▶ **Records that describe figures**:

┌──

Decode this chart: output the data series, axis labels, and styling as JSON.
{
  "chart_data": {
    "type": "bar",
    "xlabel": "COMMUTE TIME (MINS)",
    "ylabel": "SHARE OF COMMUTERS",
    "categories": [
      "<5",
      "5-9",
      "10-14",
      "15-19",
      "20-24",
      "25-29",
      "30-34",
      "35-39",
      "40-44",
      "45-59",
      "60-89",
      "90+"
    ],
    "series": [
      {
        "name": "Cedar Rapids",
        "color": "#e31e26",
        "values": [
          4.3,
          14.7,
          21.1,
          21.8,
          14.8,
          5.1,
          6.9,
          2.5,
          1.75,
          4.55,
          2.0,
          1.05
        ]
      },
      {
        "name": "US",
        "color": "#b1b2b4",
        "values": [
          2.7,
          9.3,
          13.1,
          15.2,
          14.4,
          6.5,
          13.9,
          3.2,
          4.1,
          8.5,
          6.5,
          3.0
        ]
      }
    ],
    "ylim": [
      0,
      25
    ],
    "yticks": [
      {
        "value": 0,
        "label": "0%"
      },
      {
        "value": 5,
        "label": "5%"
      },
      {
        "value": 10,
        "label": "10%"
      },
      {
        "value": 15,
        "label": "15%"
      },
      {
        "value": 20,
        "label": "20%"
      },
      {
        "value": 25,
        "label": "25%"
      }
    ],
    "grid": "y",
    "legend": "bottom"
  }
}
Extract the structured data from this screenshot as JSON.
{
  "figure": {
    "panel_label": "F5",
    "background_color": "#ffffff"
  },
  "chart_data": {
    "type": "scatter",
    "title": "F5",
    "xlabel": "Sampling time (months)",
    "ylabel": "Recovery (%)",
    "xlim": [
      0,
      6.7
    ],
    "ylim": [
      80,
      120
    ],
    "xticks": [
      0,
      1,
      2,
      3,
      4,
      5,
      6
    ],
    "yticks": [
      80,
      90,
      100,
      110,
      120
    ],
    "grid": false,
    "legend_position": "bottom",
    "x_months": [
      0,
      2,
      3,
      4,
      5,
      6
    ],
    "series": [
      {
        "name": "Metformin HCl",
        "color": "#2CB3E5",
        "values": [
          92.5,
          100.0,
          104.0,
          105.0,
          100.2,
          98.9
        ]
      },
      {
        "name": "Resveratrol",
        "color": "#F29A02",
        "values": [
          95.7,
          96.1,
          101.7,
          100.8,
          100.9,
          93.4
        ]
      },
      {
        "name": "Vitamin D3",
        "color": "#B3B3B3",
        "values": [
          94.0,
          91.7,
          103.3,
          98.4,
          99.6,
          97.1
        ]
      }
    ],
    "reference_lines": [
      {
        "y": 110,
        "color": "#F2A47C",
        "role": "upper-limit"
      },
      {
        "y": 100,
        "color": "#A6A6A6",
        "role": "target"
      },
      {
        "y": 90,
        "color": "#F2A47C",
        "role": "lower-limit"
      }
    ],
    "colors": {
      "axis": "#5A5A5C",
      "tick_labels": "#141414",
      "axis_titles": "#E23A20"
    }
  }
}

└──

Write every entry out again exactly.

Decode this chart: output the data series, axis labels, and styling as JSON.
{
  "chart_data": {
    "type": "bar",
    "xlabel": "COMMUTE TIME (MINS)",
    "ylabel": "SHARE OF COMMUTERS",
    "categories": [
      "<5",
      "5-9",
      "10-14",
      "15-19",
      "20-24",
      "25-29",
      "30-34",
      "35-39",
      "40-44",
      "45-59",
      "60-89",
      "90+"
    ],
    "series": [
      {
        "name": "Cedar Rapids",
        "color": "#e31e26",
        "values": [
          4.3,
          14.7,
          21.1,
          21.8,
          14.8,
          5.1,
          6.9,
          2.5,
          1.75,
          4.55,
          2.0,
          1.05
        ]
      },
      {
        "name": "US",
        "color": "#b1b2b4",
        "values": [
          2.7,
          9.3,
          13.1,
          15.2,
          14.4,
          6.5,
          13.9,
          3.2,
          4.1,
          8.5,
          6.5,
          3.0
        ]
      }
    ],
    "ylim": [
      0,
      25
    ],
    "yticks": [
      {
        "value": 0,
        "label": "0%"
      },
      {
        "value": 5,
        "label": "5%"
      },
      {
        "value": 10,
        "label": "10%"
      },
      {
        "value": 15,
        "label": "15%"
      },
      {
        "value": 20,
        "label": "20%"
      },
      {
        "value": 25,
        "label": "25%"
      }
    ],
    "grid": "y",
    "legend": "bottom"
  }
}
Extract the structured data from this screenshot as JSON.
{
  "figure": {
    "panel_label": "F5",
    "background_color": "#ffffff"
  },
  "chart_data": {
    "type": "scatter",
    "title": "F5",
    "xlabel": "Sampling time (months)",
    "ylabel": "Recovery (%)",
    "xlim": [
      0,
      6.7
    ],
    "ylim": [
      80,
      120
    ],
    "xticks": [
      0,
      1,
      2,
      3,
      4,
      5,
      6
    ],
    "yticks": [
      80,
      90,
      100,
      110,
      120
    ],
    "grid": false,
    "legend_position": "bottom",
    "x_months": [
      0,
      2,
      3,
      4,
      5,
      6
    ],
    "series": [
      {
        "name": "Metformin HCl",
        "color": "#2CB3E5",
        "values": [
          92.5,
          100.0,
          104.0,
          105.0,
          100.2,
          98.9
        ]
      },
      {
        "name": "Resveratrol",
        "color": "#F29A02",
        "values": [
          95.7,
          96.1,
          101.7,
          100.8,
          100.9,
          93.4
        ]
      },
      {
        "name": "Vitamin D3",
        "color": "#B3B3B3",
        "values": [
          94.0,
          91.7,
          103.3,
          98.4,
          99.6,
          97.1
        ]
      }
    ],
    "reference_lines": [
      {
        "y": 110,
        "color": "#F2A47C",
        "role": "upper-limit"
      },
      {
        "y": 100,
        "color": "#A6A6A6",
        "role": "target"
      },
      {
        "y": 90,
        "color": "#F2A47C",
        "role": "lower-limit"
      }
    ],
    "colors": {
      "axis": "#5A5A5C",
      "tick_labels": "#141414",
      "axis_titles": "#E23A20"
    }
  }
}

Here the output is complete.